* begin *

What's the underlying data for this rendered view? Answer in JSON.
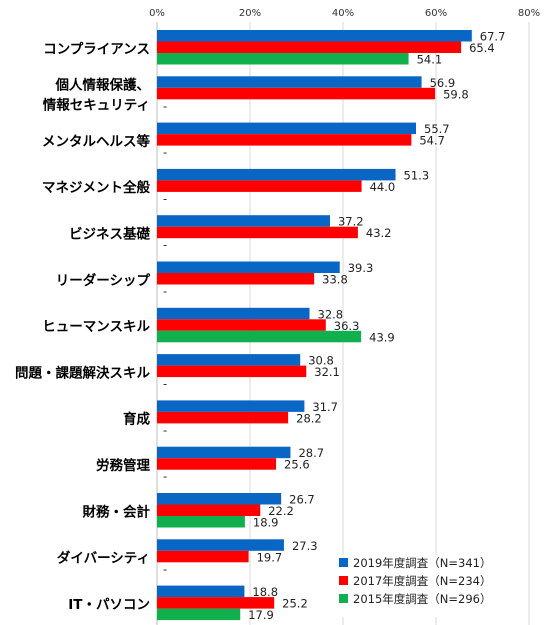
{
  "chart_data": {
    "type": "bar",
    "orientation": "horizontal",
    "xlim": [
      0,
      80
    ],
    "x_ticks": [
      "0%",
      "20%",
      "40%",
      "60%",
      "80%"
    ],
    "grid": true,
    "legend_position": "bottom-right",
    "categories": [
      [
        "コンプライアンス"
      ],
      [
        "個人情報保護、",
        "情報セキュリティ"
      ],
      [
        "メンタルヘルス等"
      ],
      [
        "マネジメント全般"
      ],
      [
        "ビジネス基礎"
      ],
      [
        "リーダーシップ"
      ],
      [
        "ヒューマンスキル"
      ],
      [
        "問題・課題解決スキル"
      ],
      [
        "育成"
      ],
      [
        "労務管理"
      ],
      [
        "財務・会計"
      ],
      [
        "ダイバーシティ"
      ],
      [
        "IT・パソコン"
      ]
    ],
    "series": [
      {
        "name": "2019年度調査（N=341）",
        "color": "#0a66c4",
        "values": [
          67.7,
          56.9,
          55.7,
          51.3,
          37.2,
          39.3,
          32.8,
          30.8,
          31.7,
          28.7,
          26.7,
          27.3,
          18.8
        ]
      },
      {
        "name": "2017年度調査（N=234）",
        "color": "#ff0000",
        "values": [
          65.4,
          59.8,
          54.7,
          44.0,
          43.2,
          33.8,
          36.3,
          32.1,
          28.2,
          25.6,
          22.2,
          19.7,
          25.2
        ]
      },
      {
        "name": "2015年度調査（N=296）",
        "color": "#11b04f",
        "values": [
          54.1,
          null,
          null,
          null,
          null,
          null,
          43.9,
          null,
          null,
          null,
          18.9,
          null,
          17.9
        ]
      }
    ],
    "missing_label": "-"
  }
}
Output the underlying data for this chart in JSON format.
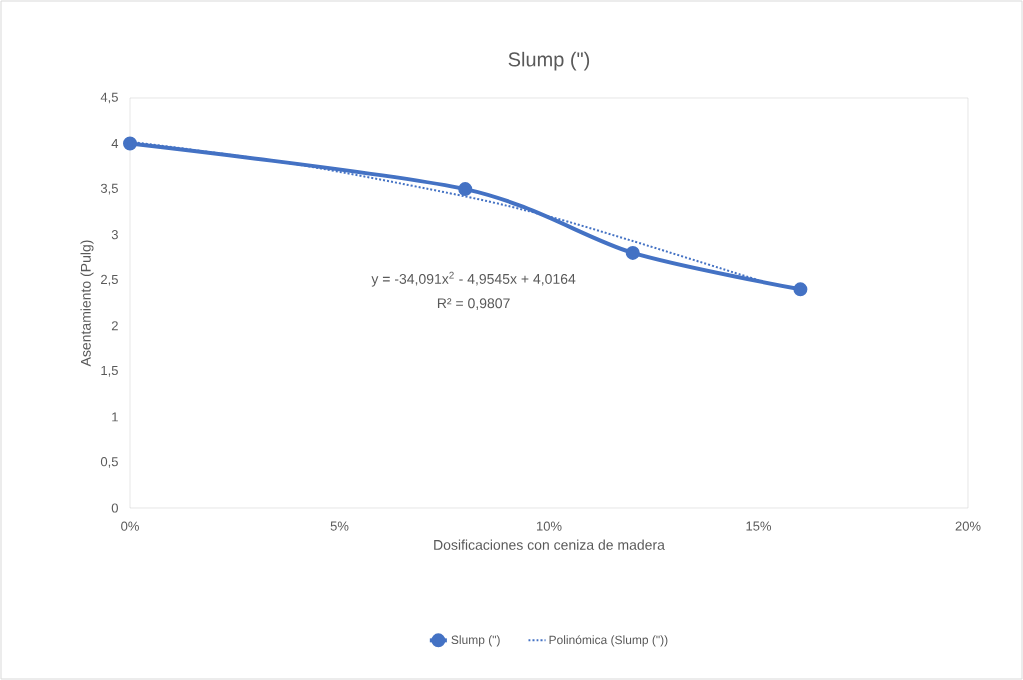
{
  "chart_data": {
    "type": "line",
    "title": "Slump (\")",
    "xlabel": "Dosificaciones con ceniza de madera",
    "ylabel": "Asentamiento (Pulg)",
    "x": [
      0,
      8,
      12,
      16
    ],
    "series": [
      {
        "name": "Slump (\")",
        "color": "#4472c4",
        "values": [
          4,
          3.5,
          2.8,
          2.4
        ],
        "marker": "circle",
        "line_style": "solid"
      },
      {
        "name": "Polinómica (Slump (\"))",
        "type": "line",
        "color": "#4472c4",
        "x": [
          0,
          4,
          8,
          10,
          12,
          15
        ],
        "values": [
          4.02,
          3.77,
          3.42,
          3.2,
          2.93,
          2.5
        ],
        "marker": "none",
        "line_style": "dotted"
      }
    ],
    "xlim": [
      0,
      20
    ],
    "ylim": [
      0,
      4.5
    ],
    "xticks": [
      {
        "value": 0,
        "label": "0%"
      },
      {
        "value": 5,
        "label": "5%"
      },
      {
        "value": 10,
        "label": "10%"
      },
      {
        "value": 15,
        "label": "15%"
      },
      {
        "value": 20,
        "label": "20%"
      }
    ],
    "yticks": [
      0,
      {
        "value": 0.5,
        "label": "0,5"
      },
      1,
      {
        "value": 1.5,
        "label": "1,5"
      },
      2,
      {
        "value": 2.5,
        "label": "2,5"
      },
      3,
      {
        "value": 3.5,
        "label": "3,5"
      },
      4,
      {
        "value": 4.5,
        "label": "4,5"
      }
    ],
    "grid": false,
    "legend": "bottom",
    "annotations": [
      "y = -34,091x$^{2}$ - 4,9545x + 4,0164",
      "R² = 0,9807"
    ]
  }
}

* end *

== WHAT IS EXPECTED ==
Every record above should be written out again exactly; the pictures stay out of the copy.

== TASK OUTPUT ==
What's the underlying data for this rendered view? Answer in JSON.
{
  "chart_data": {
    "type": "bar",
    "orientation": "horizontal",
    "xlim": [
      0,
      80
    ],
    "x_ticks": [
      "0%",
      "20%",
      "40%",
      "60%",
      "80%"
    ],
    "grid": true,
    "legend_position": "bottom-right",
    "categories": [
      [
        "コンプライアンス"
      ],
      [
        "個人情報保護、",
        "情報セキュリティ"
      ],
      [
        "メンタルヘルス等"
      ],
      [
        "マネジメント全般"
      ],
      [
        "ビジネス基礎"
      ],
      [
        "リーダーシップ"
      ],
      [
        "ヒューマンスキル"
      ],
      [
        "問題・課題解決スキル"
      ],
      [
        "育成"
      ],
      [
        "労務管理"
      ],
      [
        "財務・会計"
      ],
      [
        "ダイバーシティ"
      ],
      [
        "IT・パソコン"
      ]
    ],
    "series": [
      {
        "name": "2019年度調査（N=341）",
        "color": "#0a66c4",
        "values": [
          67.7,
          56.9,
          55.7,
          51.3,
          37.2,
          39.3,
          32.8,
          30.8,
          31.7,
          28.7,
          26.7,
          27.3,
          18.8
        ]
      },
      {
        "name": "2017年度調査（N=234）",
        "color": "#ff0000",
        "values": [
          65.4,
          59.8,
          54.7,
          44.0,
          43.2,
          33.8,
          36.3,
          32.1,
          28.2,
          25.6,
          22.2,
          19.7,
          25.2
        ]
      },
      {
        "name": "2015年度調査（N=296）",
        "color": "#11b04f",
        "values": [
          54.1,
          null,
          null,
          null,
          null,
          null,
          43.9,
          null,
          null,
          null,
          18.9,
          null,
          17.9
        ]
      }
    ],
    "missing_label": "-"
  }
}
Output the underlying data for this chart in JSON format.
{
  "chart_data": {
    "type": "line",
    "title": "Slump (\")",
    "xlabel": "Dosificaciones con ceniza de madera",
    "ylabel": "Asentamiento (Pulg)",
    "x": [
      0,
      8,
      12,
      16
    ],
    "series": [
      {
        "name": "Slump (\")",
        "color": "#4472c4",
        "values": [
          4,
          3.5,
          2.8,
          2.4
        ],
        "marker": "circle",
        "line_style": "solid"
      },
      {
        "name": "Polinómica (Slump (\"))",
        "type": "line",
        "color": "#4472c4",
        "x": [
          0,
          4,
          8,
          10,
          12,
          15
        ],
        "values": [
          4.02,
          3.77,
          3.42,
          3.2,
          2.93,
          2.5
        ],
        "marker": "none",
        "line_style": "dotted"
      }
    ],
    "xlim": [
      0,
      20
    ],
    "ylim": [
      0,
      4.5
    ],
    "xticks": [
      {
        "value": 0,
        "label": "0%"
      },
      {
        "value": 5,
        "label": "5%"
      },
      {
        "value": 10,
        "label": "10%"
      },
      {
        "value": 15,
        "label": "15%"
      },
      {
        "value": 20,
        "label": "20%"
      }
    ],
    "yticks": [
      0,
      {
        "value": 0.5,
        "label": "0,5"
      },
      1,
      {
        "value": 1.5,
        "label": "1,5"
      },
      2,
      {
        "value": 2.5,
        "label": "2,5"
      },
      3,
      {
        "value": 3.5,
        "label": "3,5"
      },
      4,
      {
        "value": 4.5,
        "label": "4,5"
      }
    ],
    "grid": false,
    "legend": "bottom",
    "annotations": [
      "y = -34,091x$^{2}$ - 4,9545x + 4,0164",
      "R² = 0,9807"
    ]
  }
}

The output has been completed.